**Written exercise:** Reproduce every item below verbatim, keeping each line and the original line order unchanged.

**Dataset extract:**
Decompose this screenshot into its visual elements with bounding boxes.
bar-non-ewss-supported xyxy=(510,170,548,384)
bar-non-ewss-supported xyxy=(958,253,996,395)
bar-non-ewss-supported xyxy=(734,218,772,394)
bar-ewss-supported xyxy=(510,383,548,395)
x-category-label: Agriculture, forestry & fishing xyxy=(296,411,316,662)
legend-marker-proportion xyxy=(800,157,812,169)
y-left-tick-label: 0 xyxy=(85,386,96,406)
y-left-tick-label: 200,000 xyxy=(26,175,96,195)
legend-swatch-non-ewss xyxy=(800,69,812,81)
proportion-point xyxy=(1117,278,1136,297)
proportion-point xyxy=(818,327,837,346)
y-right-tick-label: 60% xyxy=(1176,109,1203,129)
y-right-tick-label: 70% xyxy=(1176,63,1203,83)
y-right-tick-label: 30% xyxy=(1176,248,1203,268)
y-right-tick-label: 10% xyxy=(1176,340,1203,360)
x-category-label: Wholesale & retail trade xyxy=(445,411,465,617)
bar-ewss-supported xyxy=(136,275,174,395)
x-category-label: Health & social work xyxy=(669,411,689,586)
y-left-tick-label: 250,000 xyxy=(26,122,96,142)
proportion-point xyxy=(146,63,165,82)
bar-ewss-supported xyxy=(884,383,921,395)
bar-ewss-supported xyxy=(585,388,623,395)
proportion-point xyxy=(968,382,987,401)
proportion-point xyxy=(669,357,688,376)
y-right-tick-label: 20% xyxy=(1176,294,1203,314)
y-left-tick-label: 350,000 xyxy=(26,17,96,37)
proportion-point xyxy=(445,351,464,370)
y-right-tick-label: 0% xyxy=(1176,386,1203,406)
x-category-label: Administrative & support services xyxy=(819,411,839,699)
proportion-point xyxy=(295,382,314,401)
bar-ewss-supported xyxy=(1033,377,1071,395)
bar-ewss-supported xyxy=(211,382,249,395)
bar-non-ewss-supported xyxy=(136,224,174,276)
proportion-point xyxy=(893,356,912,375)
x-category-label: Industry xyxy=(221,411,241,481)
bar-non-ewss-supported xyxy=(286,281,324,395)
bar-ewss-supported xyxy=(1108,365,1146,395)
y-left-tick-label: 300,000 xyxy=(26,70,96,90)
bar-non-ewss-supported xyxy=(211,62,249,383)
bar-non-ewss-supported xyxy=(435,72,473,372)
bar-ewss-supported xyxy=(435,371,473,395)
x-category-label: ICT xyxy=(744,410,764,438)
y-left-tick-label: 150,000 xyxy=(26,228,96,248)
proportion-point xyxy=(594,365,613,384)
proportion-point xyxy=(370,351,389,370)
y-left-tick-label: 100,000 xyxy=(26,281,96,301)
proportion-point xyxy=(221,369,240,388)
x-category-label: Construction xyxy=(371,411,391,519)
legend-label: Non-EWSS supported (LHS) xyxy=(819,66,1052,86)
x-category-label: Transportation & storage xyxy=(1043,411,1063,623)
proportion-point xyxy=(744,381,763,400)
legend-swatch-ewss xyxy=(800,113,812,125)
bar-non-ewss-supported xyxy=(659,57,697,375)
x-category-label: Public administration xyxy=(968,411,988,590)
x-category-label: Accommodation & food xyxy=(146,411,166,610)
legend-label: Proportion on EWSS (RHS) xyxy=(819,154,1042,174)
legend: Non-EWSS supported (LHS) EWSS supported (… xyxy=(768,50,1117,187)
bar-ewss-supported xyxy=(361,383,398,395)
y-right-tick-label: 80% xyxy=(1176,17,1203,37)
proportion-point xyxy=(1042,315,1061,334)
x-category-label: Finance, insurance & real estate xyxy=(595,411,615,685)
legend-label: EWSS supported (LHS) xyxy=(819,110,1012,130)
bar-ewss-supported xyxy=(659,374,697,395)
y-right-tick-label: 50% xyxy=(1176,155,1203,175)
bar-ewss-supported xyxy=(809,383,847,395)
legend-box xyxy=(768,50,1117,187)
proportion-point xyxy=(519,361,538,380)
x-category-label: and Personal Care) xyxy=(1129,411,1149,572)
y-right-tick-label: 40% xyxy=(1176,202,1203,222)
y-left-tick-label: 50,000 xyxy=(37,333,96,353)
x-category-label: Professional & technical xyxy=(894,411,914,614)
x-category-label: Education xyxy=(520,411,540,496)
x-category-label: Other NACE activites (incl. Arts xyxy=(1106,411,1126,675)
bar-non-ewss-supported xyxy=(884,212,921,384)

**Result of this task:**
Decompose this screenshot into its visual elements with bounding boxes.
bar-non-ewss-supported xyxy=(510,170,548,384)
bar-non-ewss-supported xyxy=(958,253,996,395)
bar-non-ewss-supported xyxy=(734,218,772,394)
bar-ewss-supported xyxy=(510,383,548,395)
x-category-label: Agriculture, forestry & fishing xyxy=(296,411,316,662)
legend-marker-proportion xyxy=(800,157,812,169)
y-left-tick-label: 0 xyxy=(85,386,96,406)
y-left-tick-label: 200,000 xyxy=(26,175,96,195)
legend-swatch-non-ewss xyxy=(800,69,812,81)
proportion-point xyxy=(1117,278,1136,297)
proportion-point xyxy=(818,327,837,346)
y-right-tick-label: 60% xyxy=(1176,109,1203,129)
y-right-tick-label: 70% xyxy=(1176,63,1203,83)
y-right-tick-label: 30% xyxy=(1176,248,1203,268)
y-right-tick-label: 10% xyxy=(1176,340,1203,360)
x-category-label: Wholesale & retail trade xyxy=(445,411,465,617)
bar-ewss-supported xyxy=(136,275,174,395)
x-category-label: Health & social work xyxy=(669,411,689,586)
y-left-tick-label: 250,000 xyxy=(26,122,96,142)
proportion-point xyxy=(146,63,165,82)
bar-ewss-supported xyxy=(884,383,921,395)
bar-ewss-supported xyxy=(585,388,623,395)
proportion-point xyxy=(968,382,987,401)
proportion-point xyxy=(669,357,688,376)
y-right-tick-label: 20% xyxy=(1176,294,1203,314)
y-left-tick-label: 350,000 xyxy=(26,17,96,37)
proportion-point xyxy=(445,351,464,370)
y-right-tick-label: 0% xyxy=(1176,386,1203,406)
x-category-label: Administrative & support services xyxy=(819,411,839,699)
proportion-point xyxy=(295,382,314,401)
bar-ewss-supported xyxy=(1033,377,1071,395)
bar-ewss-supported xyxy=(211,382,249,395)
bar-non-ewss-supported xyxy=(136,224,174,276)
proportion-point xyxy=(893,356,912,375)
x-category-label: Industry xyxy=(221,411,241,481)
bar-non-ewss-supported xyxy=(286,281,324,395)
bar-ewss-supported xyxy=(1108,365,1146,395)
y-left-tick-label: 300,000 xyxy=(26,70,96,90)
bar-non-ewss-supported xyxy=(211,62,249,383)
bar-non-ewss-supported xyxy=(435,72,473,372)
bar-ewss-supported xyxy=(435,371,473,395)
x-category-label: ICT xyxy=(744,410,764,438)
y-left-tick-label: 150,000 xyxy=(26,228,96,248)
proportion-point xyxy=(594,365,613,384)
proportion-point xyxy=(370,351,389,370)
y-left-tick-label: 100,000 xyxy=(26,281,96,301)
proportion-point xyxy=(221,369,240,388)
x-category-label: Construction xyxy=(371,411,391,519)
legend-label: Non-EWSS supported (LHS) xyxy=(819,66,1052,86)
x-category-label: Transportation & storage xyxy=(1043,411,1063,623)
proportion-point xyxy=(744,381,763,400)
legend-swatch-ewss xyxy=(800,113,812,125)
bar-non-ewss-supported xyxy=(659,57,697,375)
x-category-label: Public administration xyxy=(968,411,988,590)
x-category-label: Accommodation & food xyxy=(146,411,166,610)
legend-label: Proportion on EWSS (RHS) xyxy=(819,154,1042,174)
legend: Non-EWSS supported (LHS) EWSS supported (… xyxy=(768,50,1117,187)
bar-ewss-supported xyxy=(361,383,398,395)
y-right-tick-label: 80% xyxy=(1176,17,1203,37)
proportion-point xyxy=(1042,315,1061,334)
x-category-label: Finance, insurance & real estate xyxy=(595,411,615,685)
legend-label: EWSS supported (LHS) xyxy=(819,110,1012,130)
bar-ewss-supported xyxy=(659,374,697,395)
y-right-tick-label: 50% xyxy=(1176,155,1203,175)
bar-ewss-supported xyxy=(809,383,847,395)
legend-box xyxy=(768,50,1117,187)
proportion-point xyxy=(519,361,538,380)
x-category-label: and Personal Care) xyxy=(1129,411,1149,572)
y-right-tick-label: 40% xyxy=(1176,202,1203,222)
y-left-tick-label: 50,000 xyxy=(37,333,96,353)
x-category-label: Professional & technical xyxy=(894,411,914,614)
x-category-label: Education xyxy=(520,411,540,496)
x-category-label: Other NACE activites (incl. Arts xyxy=(1106,411,1126,675)
bar-non-ewss-supported xyxy=(884,212,921,384)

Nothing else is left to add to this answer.